───── Material shown

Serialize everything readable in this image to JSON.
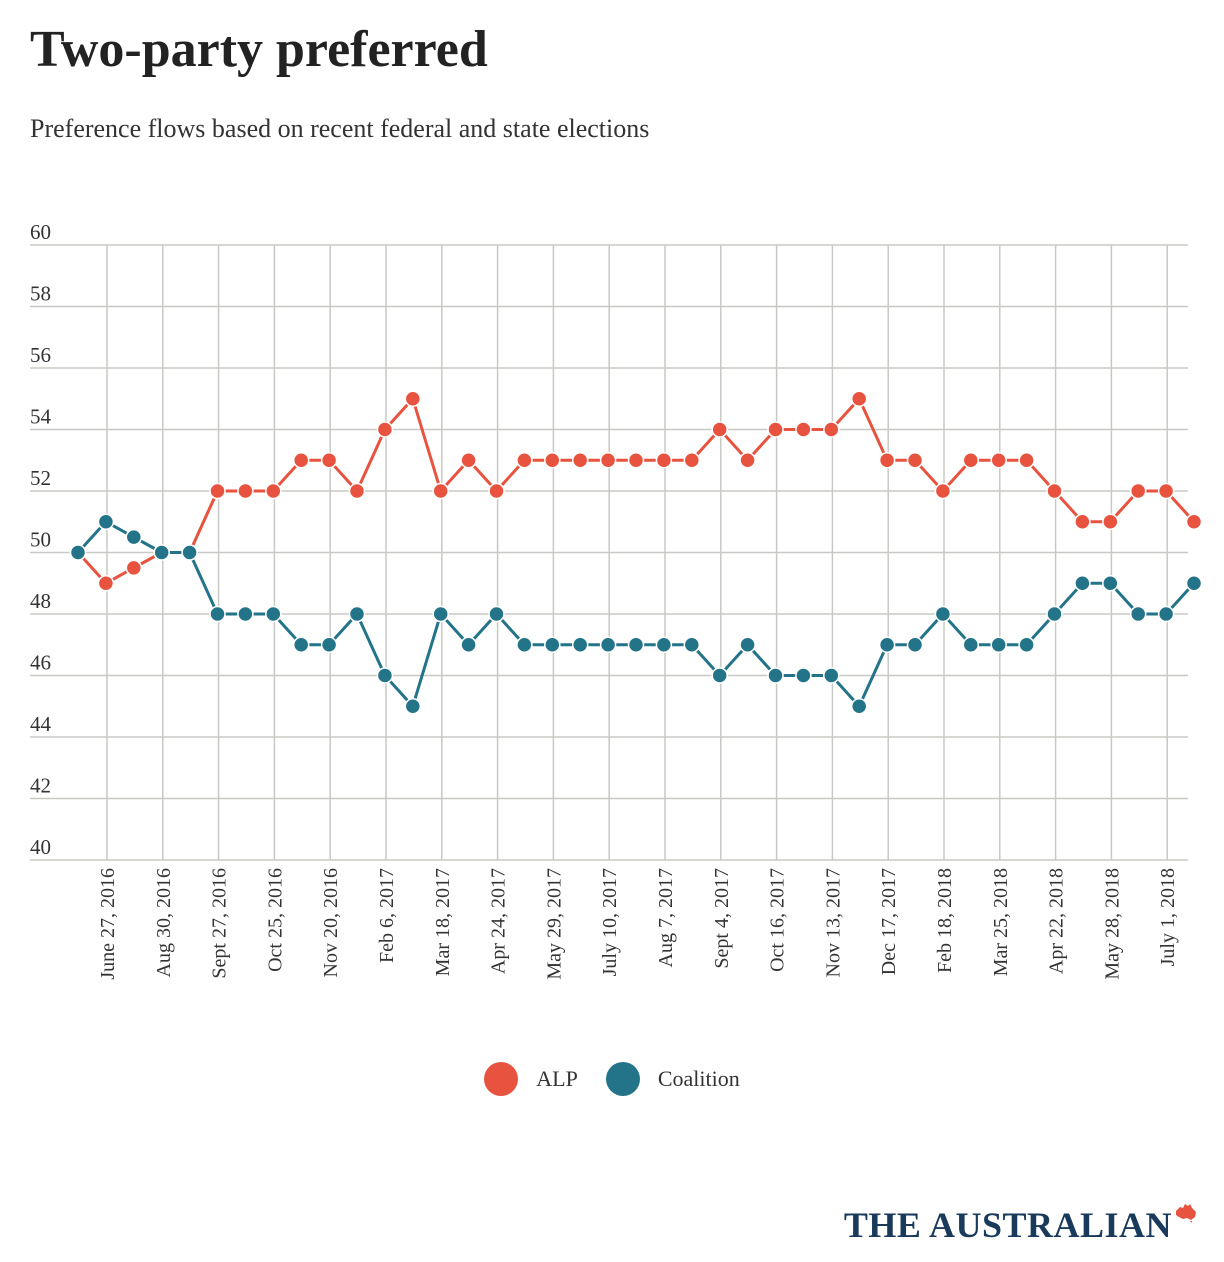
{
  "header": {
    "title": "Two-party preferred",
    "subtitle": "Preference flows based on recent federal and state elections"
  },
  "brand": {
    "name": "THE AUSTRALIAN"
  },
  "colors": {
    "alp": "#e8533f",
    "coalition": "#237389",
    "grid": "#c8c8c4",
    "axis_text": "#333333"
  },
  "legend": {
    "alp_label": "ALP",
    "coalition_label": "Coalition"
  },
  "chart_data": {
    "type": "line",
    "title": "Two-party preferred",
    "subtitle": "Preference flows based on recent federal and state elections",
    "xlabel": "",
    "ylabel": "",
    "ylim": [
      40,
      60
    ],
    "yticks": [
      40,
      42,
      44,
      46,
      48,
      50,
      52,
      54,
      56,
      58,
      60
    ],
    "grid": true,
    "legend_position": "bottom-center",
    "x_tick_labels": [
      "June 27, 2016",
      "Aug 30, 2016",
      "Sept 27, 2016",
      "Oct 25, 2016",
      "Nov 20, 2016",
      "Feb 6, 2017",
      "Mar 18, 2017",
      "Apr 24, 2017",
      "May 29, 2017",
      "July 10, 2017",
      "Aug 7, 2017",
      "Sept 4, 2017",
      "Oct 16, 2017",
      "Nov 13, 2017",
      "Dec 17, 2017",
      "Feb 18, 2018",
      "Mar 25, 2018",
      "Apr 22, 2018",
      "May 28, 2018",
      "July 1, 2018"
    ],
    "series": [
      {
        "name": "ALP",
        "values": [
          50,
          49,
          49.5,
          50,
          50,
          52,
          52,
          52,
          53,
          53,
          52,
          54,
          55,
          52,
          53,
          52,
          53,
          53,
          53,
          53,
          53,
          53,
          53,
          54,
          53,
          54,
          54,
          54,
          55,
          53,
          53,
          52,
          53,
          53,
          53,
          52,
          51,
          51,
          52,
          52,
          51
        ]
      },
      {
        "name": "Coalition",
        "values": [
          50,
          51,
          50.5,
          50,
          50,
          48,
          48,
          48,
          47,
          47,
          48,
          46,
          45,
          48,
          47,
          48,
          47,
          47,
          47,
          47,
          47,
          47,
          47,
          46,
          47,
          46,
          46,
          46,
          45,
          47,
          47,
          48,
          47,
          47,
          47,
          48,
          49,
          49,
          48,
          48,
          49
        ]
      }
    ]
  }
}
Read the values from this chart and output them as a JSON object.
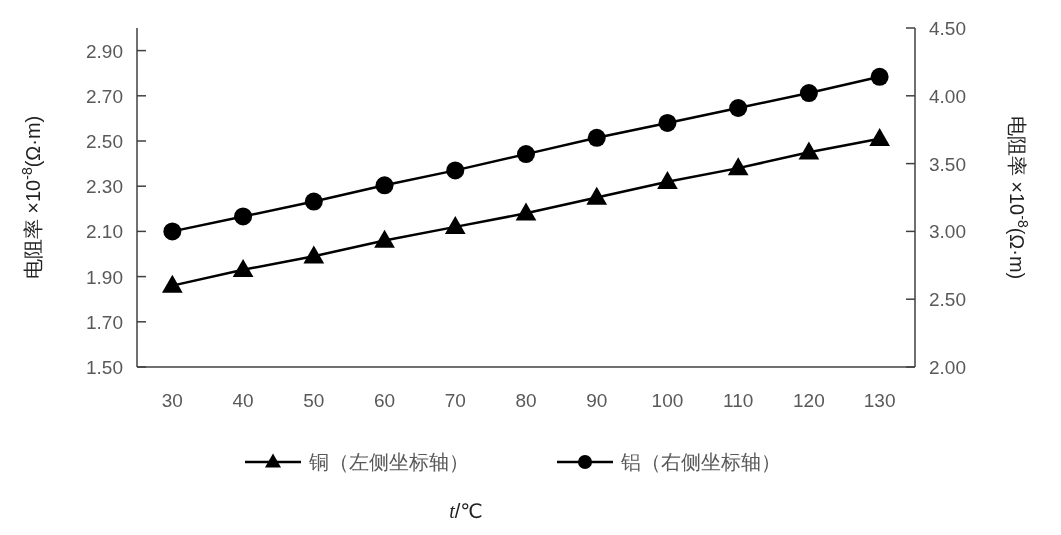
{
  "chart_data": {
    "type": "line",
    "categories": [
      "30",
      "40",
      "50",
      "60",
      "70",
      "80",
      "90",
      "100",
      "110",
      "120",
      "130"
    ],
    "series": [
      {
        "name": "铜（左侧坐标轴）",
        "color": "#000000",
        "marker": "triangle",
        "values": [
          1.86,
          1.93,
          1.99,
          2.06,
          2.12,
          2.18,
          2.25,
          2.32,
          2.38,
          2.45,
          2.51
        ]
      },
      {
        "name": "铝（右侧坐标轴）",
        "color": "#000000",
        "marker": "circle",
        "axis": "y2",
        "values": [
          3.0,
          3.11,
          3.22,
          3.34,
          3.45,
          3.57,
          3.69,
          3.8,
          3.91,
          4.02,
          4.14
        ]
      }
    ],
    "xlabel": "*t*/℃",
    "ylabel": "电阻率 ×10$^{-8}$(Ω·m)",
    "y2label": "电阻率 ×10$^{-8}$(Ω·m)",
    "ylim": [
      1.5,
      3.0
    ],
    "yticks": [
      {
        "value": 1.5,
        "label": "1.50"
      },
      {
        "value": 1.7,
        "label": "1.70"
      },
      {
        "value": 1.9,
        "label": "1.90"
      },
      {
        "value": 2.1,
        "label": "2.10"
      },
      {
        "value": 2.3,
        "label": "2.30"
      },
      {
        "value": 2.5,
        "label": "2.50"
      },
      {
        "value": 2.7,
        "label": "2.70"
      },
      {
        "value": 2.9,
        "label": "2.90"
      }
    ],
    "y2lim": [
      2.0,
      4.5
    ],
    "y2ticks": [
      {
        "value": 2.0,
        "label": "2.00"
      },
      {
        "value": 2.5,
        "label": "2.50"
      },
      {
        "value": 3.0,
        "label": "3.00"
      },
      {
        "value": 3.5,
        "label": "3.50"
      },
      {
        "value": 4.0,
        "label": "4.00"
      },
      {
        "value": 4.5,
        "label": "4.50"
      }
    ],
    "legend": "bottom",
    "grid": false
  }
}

──────────
───── Material shown

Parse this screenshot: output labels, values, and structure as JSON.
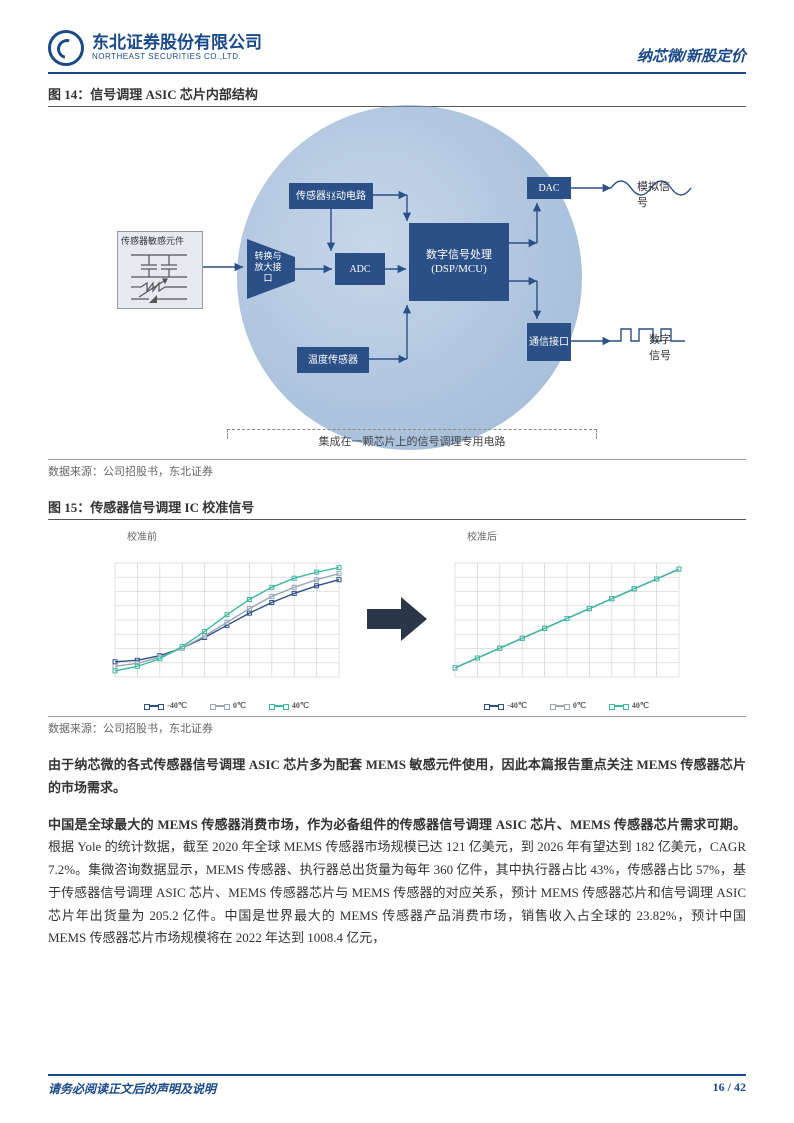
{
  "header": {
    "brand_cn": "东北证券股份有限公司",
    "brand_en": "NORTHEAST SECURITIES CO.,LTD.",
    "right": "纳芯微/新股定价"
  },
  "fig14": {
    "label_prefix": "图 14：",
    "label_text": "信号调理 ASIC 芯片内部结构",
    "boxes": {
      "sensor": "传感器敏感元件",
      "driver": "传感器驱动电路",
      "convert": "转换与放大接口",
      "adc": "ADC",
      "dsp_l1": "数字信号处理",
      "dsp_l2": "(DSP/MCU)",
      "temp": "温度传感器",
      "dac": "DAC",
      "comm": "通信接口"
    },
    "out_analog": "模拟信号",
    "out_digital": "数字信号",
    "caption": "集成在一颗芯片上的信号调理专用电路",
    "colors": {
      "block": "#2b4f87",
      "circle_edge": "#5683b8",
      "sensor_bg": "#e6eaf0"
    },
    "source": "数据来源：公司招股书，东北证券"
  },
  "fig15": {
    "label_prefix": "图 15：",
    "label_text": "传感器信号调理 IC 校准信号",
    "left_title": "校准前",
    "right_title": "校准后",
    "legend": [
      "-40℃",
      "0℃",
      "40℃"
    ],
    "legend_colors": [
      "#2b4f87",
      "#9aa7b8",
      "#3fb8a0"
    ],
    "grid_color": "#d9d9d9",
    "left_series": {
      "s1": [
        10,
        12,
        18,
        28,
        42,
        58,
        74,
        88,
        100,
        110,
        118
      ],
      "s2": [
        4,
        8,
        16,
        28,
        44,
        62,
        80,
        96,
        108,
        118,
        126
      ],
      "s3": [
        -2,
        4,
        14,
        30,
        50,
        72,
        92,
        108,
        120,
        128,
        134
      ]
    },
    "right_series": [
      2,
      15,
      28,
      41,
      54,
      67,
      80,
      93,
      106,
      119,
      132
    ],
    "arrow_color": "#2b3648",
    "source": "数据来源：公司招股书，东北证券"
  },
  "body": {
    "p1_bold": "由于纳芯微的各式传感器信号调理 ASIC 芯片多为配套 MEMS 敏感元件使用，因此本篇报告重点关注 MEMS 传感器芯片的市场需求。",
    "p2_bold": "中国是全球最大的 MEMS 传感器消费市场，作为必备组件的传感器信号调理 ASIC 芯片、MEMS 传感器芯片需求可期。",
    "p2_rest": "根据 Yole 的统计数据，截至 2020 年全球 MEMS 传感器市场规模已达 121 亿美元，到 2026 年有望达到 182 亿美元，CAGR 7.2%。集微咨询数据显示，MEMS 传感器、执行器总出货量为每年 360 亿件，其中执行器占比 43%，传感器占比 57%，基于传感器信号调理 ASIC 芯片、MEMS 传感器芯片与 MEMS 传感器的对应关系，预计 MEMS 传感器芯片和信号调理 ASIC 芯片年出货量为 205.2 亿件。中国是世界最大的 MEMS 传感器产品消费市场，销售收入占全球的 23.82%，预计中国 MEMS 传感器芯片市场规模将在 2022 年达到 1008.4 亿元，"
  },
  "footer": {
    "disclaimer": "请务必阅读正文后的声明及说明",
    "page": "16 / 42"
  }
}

──────────
───── Material shown

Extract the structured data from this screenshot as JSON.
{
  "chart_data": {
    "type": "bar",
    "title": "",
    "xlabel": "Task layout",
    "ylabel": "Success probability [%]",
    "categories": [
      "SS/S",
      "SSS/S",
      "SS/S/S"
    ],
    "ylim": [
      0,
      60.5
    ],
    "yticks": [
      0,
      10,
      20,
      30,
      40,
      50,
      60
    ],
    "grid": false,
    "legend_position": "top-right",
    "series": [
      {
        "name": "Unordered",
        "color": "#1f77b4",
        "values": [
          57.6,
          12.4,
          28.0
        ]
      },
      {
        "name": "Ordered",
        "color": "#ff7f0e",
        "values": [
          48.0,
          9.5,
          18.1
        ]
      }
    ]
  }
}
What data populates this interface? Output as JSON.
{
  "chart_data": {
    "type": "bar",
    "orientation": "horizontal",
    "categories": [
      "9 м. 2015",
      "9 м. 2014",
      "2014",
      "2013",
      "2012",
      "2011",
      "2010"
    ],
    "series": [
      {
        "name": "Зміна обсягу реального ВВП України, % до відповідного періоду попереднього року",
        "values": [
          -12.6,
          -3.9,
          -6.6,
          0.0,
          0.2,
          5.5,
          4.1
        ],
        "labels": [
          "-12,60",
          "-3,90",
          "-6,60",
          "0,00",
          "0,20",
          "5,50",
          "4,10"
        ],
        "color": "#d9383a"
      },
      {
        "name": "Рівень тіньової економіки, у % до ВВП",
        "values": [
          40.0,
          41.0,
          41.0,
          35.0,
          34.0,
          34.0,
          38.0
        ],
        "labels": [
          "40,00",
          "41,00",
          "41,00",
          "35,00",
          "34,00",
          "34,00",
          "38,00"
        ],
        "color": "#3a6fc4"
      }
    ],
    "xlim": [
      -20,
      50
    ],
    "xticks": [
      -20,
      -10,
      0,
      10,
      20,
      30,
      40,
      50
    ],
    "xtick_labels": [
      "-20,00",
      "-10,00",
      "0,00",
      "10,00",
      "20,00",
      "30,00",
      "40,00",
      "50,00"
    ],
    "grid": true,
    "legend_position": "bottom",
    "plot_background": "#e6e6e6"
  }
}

──────────

### Exercise objective:
Find all the lines containing "ylabel" in the material, then copy them.

### Solved exercise:
    "ylabel": "",
    "ylabel": "电阻率 ×10$^{-8}$(Ω·m)",
    "ylabel": "Success probability [%]",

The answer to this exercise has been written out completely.